[START Input data]
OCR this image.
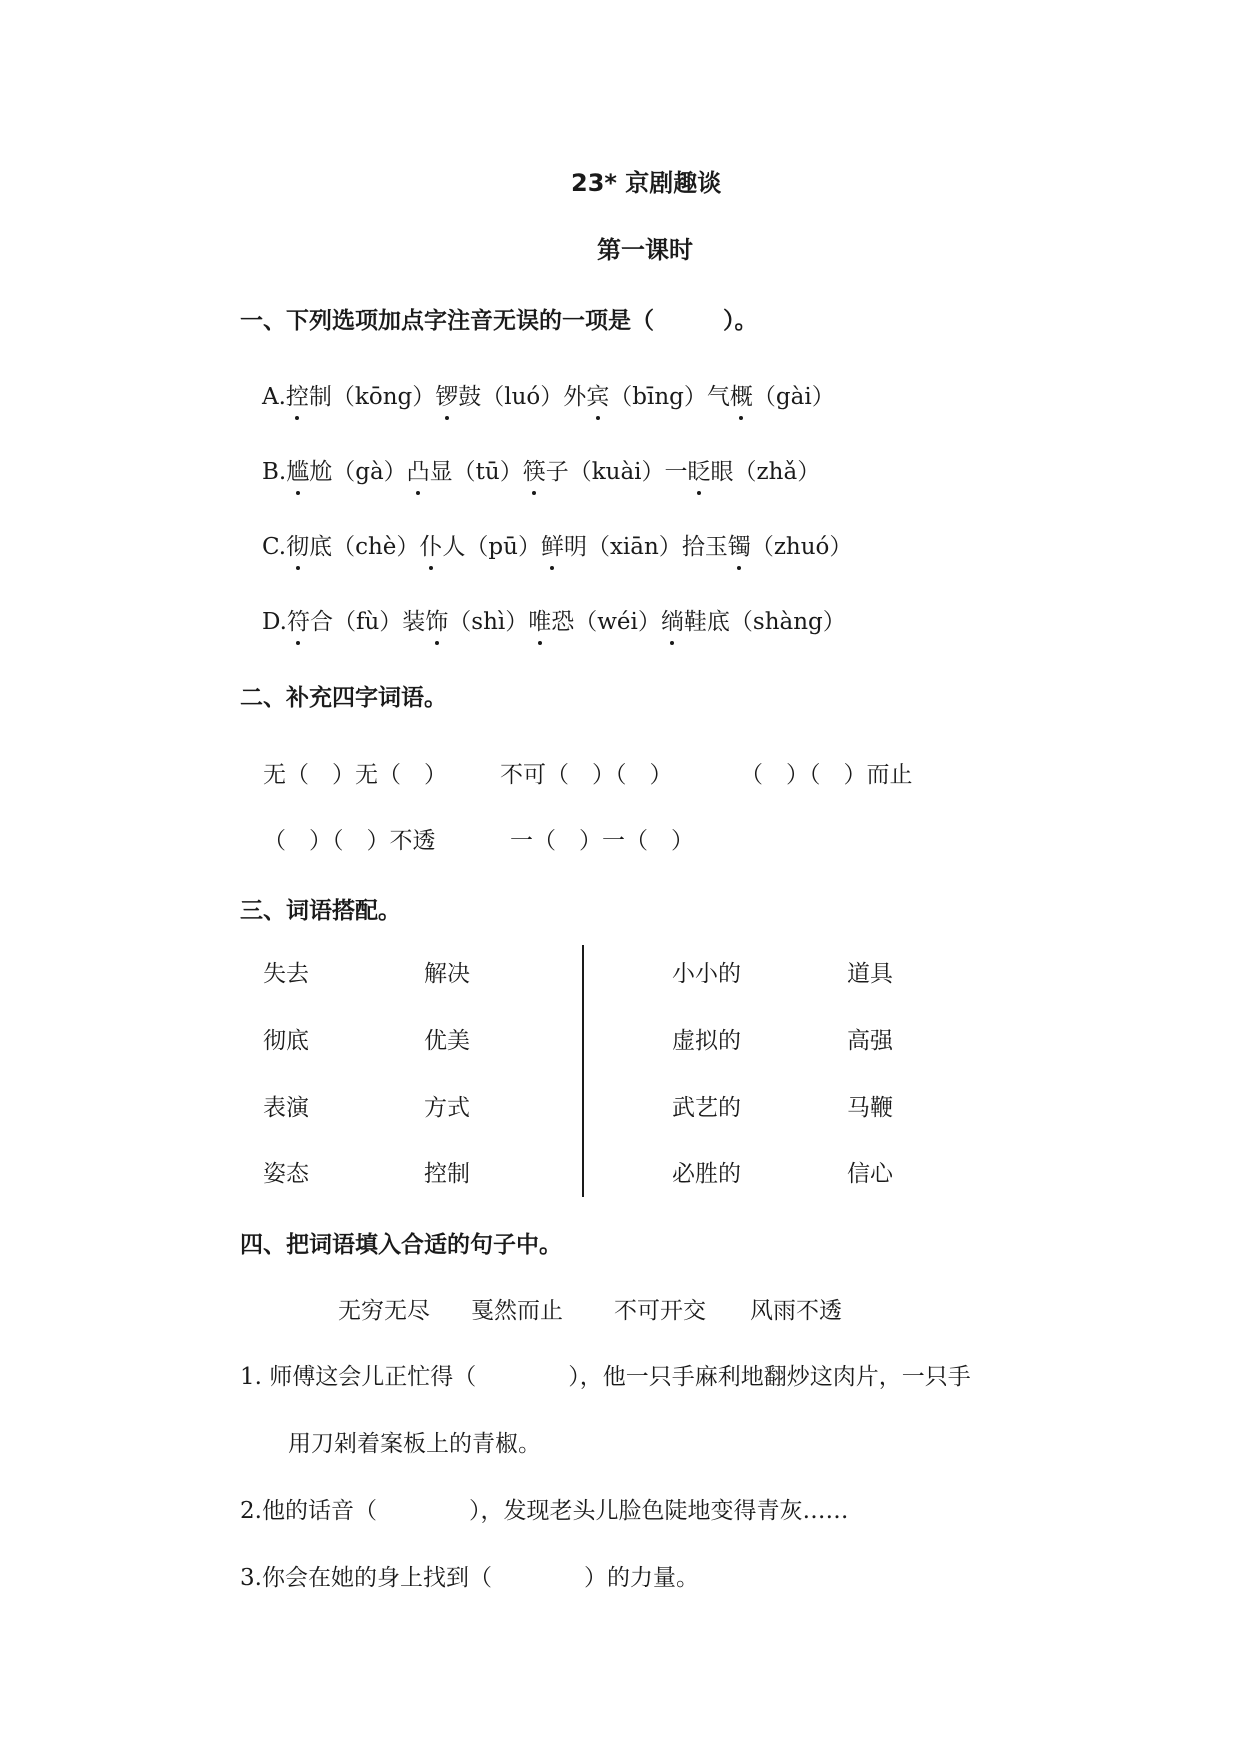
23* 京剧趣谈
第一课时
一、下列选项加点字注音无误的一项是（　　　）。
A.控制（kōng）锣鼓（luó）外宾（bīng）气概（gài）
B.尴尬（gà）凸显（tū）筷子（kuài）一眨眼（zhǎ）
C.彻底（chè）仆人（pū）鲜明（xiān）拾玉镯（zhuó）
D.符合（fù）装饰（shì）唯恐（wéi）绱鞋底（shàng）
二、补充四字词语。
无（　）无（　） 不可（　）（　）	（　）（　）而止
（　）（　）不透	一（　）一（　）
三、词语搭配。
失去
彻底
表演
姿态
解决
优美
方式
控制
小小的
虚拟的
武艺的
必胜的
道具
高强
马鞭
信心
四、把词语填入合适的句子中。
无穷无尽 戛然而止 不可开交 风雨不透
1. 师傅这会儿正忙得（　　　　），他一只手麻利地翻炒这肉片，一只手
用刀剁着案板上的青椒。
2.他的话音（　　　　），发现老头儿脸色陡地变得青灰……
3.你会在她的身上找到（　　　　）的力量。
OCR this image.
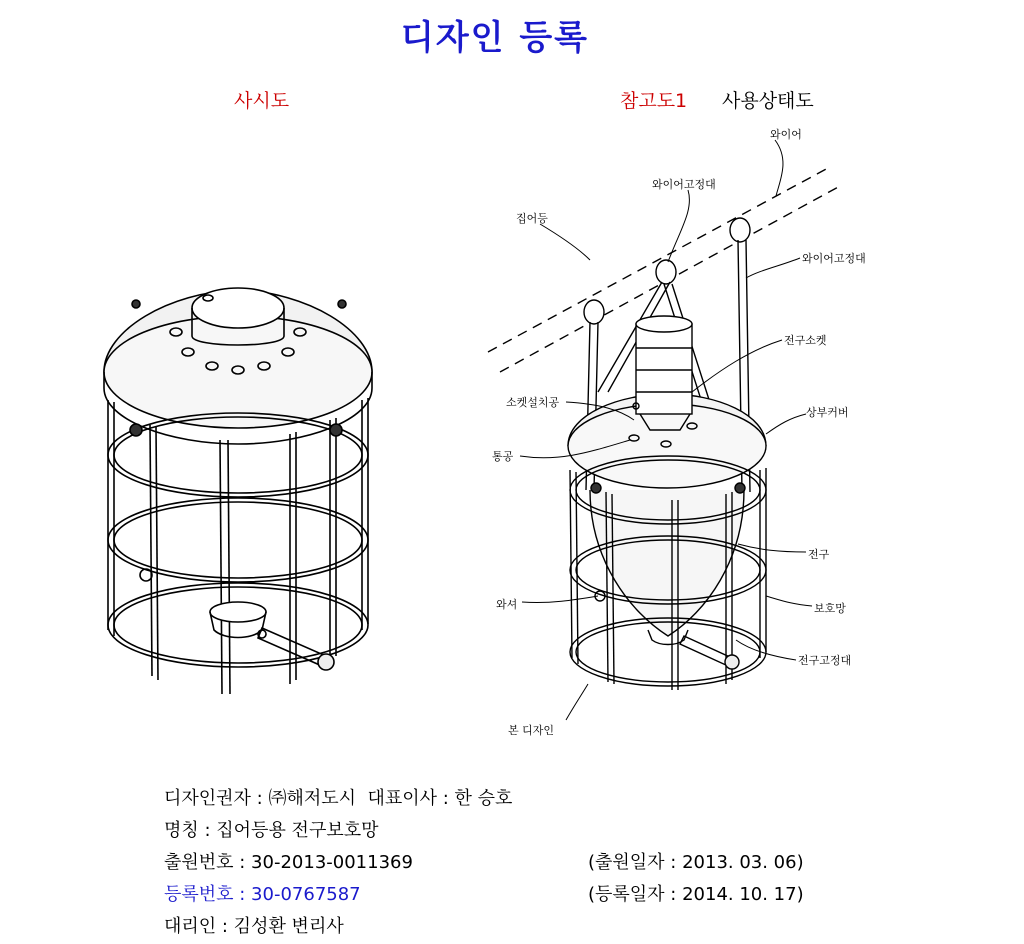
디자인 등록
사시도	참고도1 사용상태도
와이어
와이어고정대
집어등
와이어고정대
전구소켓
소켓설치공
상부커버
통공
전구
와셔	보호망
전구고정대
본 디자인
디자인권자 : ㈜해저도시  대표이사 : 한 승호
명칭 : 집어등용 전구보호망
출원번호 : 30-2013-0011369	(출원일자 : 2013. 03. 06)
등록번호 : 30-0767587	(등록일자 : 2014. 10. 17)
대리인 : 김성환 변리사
[END Input data]
> [Exercise details]: All records must be output exactly as they are, except for the pictures, which are left out.

> [Problem solution]:
OCR this image.
23* 京剧趣谈
第一课时
一、下列选项加点字注音无误的一项是（　　　）。
A.控制（kōng）锣鼓（luó）外宾（bīng）气概（gài）
B.尴尬（gà）凸显（tū）筷子（kuài）一眨眼（zhǎ）
C.彻底（chè）仆人（pū）鲜明（xiān）拾玉镯（zhuó）
D.符合（fù）装饰（shì）唯恐（wéi）绱鞋底（shàng）
二、补充四字词语。
无（　）无（　） 不可（　）（　）	（　）（　）而止
（　）（　）不透	一（　）一（　）
三、词语搭配。
失去
彻底
表演
姿态
解决
优美
方式
控制
小小的
虚拟的
武艺的
必胜的
道具
高强
马鞭
信心
四、把词语填入合适的句子中。
无穷无尽 戛然而止 不可开交 风雨不透
1. 师傅这会儿正忙得（　　　　），他一只手麻利地翻炒这肉片，一只手
用刀剁着案板上的青椒。
2.他的话音（　　　　），发现老头儿脸色陡地变得青灰……
3.你会在她的身上找到（　　　　）的力量。
OCR this image.
디자인 등록
사시도	참고도1 사용상태도
와이어
와이어고정대
집어등
와이어고정대
전구소켓
소켓설치공
상부커버
통공
전구
와셔	보호망
전구고정대
본 디자인
디자인권자 : ㈜해저도시  대표이사 : 한 승호
명칭 : 집어등용 전구보호망
출원번호 : 30-2013-0011369	(출원일자 : 2013. 03. 06)
등록번호 : 30-0767587	(등록일자 : 2014. 10. 17)
대리인 : 김성환 변리사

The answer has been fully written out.